◆ What is needed ◆
Every entry must be duplicated precisely as written.

◆ Data shown ◆

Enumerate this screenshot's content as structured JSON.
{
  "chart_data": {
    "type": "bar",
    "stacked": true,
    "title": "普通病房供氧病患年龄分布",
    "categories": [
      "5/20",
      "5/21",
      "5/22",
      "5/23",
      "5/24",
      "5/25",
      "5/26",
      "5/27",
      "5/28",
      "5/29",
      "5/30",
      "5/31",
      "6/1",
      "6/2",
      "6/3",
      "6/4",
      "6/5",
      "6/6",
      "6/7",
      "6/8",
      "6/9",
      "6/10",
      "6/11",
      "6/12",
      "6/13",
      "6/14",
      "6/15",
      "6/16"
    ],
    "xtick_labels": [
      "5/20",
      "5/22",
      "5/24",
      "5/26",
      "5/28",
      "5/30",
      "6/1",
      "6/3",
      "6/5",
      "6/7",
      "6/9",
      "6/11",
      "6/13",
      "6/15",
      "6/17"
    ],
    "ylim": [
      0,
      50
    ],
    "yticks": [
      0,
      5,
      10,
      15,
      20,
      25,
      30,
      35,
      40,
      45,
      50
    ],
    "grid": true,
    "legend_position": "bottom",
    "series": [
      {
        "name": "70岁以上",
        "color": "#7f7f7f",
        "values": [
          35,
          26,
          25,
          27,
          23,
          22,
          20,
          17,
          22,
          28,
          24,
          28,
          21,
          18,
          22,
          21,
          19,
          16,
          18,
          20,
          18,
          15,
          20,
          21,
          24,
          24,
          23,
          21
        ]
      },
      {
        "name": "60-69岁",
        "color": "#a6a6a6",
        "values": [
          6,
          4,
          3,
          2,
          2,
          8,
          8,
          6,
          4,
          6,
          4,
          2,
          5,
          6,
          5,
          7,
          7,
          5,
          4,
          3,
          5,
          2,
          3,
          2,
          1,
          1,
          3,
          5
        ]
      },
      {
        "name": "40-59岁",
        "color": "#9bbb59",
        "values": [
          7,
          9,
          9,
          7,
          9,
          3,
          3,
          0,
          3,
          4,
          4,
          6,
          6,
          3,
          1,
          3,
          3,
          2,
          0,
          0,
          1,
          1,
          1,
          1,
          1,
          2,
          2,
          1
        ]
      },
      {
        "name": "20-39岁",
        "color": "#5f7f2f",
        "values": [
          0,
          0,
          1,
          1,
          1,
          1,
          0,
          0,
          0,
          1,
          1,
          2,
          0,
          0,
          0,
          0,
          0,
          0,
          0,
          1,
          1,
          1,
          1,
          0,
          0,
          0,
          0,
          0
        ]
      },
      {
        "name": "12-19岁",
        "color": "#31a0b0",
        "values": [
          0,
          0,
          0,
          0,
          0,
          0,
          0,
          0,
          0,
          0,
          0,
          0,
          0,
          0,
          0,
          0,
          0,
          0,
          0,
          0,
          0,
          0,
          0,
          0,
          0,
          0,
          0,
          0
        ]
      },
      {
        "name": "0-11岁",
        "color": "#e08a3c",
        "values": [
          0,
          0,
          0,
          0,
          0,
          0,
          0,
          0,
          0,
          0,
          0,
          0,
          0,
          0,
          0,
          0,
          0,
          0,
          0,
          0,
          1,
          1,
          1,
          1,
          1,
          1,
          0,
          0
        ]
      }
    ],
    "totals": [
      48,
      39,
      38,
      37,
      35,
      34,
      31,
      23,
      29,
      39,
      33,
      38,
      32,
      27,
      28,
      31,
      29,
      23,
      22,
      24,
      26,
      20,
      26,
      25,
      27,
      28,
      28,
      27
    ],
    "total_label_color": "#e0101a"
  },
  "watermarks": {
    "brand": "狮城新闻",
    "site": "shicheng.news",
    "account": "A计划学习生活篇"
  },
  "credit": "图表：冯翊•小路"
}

◆ Exercise solution ◆
Enumerate this screenshot's content as structured JSON.
{
  "chart_data": {
    "type": "bar",
    "stacked": true,
    "title": "普通病房供氧病患年龄分布",
    "categories": [
      "5/20",
      "5/21",
      "5/22",
      "5/23",
      "5/24",
      "5/25",
      "5/26",
      "5/27",
      "5/28",
      "5/29",
      "5/30",
      "5/31",
      "6/1",
      "6/2",
      "6/3",
      "6/4",
      "6/5",
      "6/6",
      "6/7",
      "6/8",
      "6/9",
      "6/10",
      "6/11",
      "6/12",
      "6/13",
      "6/14",
      "6/15",
      "6/16"
    ],
    "xtick_labels": [
      "5/20",
      "5/22",
      "5/24",
      "5/26",
      "5/28",
      "5/30",
      "6/1",
      "6/3",
      "6/5",
      "6/7",
      "6/9",
      "6/11",
      "6/13",
      "6/15",
      "6/17"
    ],
    "ylim": [
      0,
      50
    ],
    "yticks": [
      0,
      5,
      10,
      15,
      20,
      25,
      30,
      35,
      40,
      45,
      50
    ],
    "grid": true,
    "legend_position": "bottom",
    "series": [
      {
        "name": "70岁以上",
        "color": "#7f7f7f",
        "values": [
          35,
          26,
          25,
          27,
          23,
          22,
          20,
          17,
          22,
          28,
          24,
          28,
          21,
          18,
          22,
          21,
          19,
          16,
          18,
          20,
          18,
          15,
          20,
          21,
          24,
          24,
          23,
          21
        ]
      },
      {
        "name": "60-69岁",
        "color": "#a6a6a6",
        "values": [
          6,
          4,
          3,
          2,
          2,
          8,
          8,
          6,
          4,
          6,
          4,
          2,
          5,
          6,
          5,
          7,
          7,
          5,
          4,
          3,
          5,
          2,
          3,
          2,
          1,
          1,
          3,
          5
        ]
      },
      {
        "name": "40-59岁",
        "color": "#9bbb59",
        "values": [
          7,
          9,
          9,
          7,
          9,
          3,
          3,
          0,
          3,
          4,
          4,
          6,
          6,
          3,
          1,
          3,
          3,
          2,
          0,
          0,
          1,
          1,
          1,
          1,
          1,
          2,
          2,
          1
        ]
      },
      {
        "name": "20-39岁",
        "color": "#5f7f2f",
        "values": [
          0,
          0,
          1,
          1,
          1,
          1,
          0,
          0,
          0,
          1,
          1,
          2,
          0,
          0,
          0,
          0,
          0,
          0,
          0,
          1,
          1,
          1,
          1,
          0,
          0,
          0,
          0,
          0
        ]
      },
      {
        "name": "12-19岁",
        "color": "#31a0b0",
        "values": [
          0,
          0,
          0,
          0,
          0,
          0,
          0,
          0,
          0,
          0,
          0,
          0,
          0,
          0,
          0,
          0,
          0,
          0,
          0,
          0,
          0,
          0,
          0,
          0,
          0,
          0,
          0,
          0
        ]
      },
      {
        "name": "0-11岁",
        "color": "#e08a3c",
        "values": [
          0,
          0,
          0,
          0,
          0,
          0,
          0,
          0,
          0,
          0,
          0,
          0,
          0,
          0,
          0,
          0,
          0,
          0,
          0,
          0,
          1,
          1,
          1,
          1,
          1,
          1,
          0,
          0
        ]
      }
    ],
    "totals": [
      48,
      39,
      38,
      37,
      35,
      34,
      31,
      23,
      29,
      39,
      33,
      38,
      32,
      27,
      28,
      31,
      29,
      23,
      22,
      24,
      26,
      20,
      26,
      25,
      27,
      28,
      28,
      27
    ],
    "total_label_color": "#e0101a"
  },
  "watermarks": {
    "brand": "狮城新闻",
    "site": "shicheng.news",
    "account": "A计划学习生活篇"
  },
  "credit": "图表：冯翊•小路"
}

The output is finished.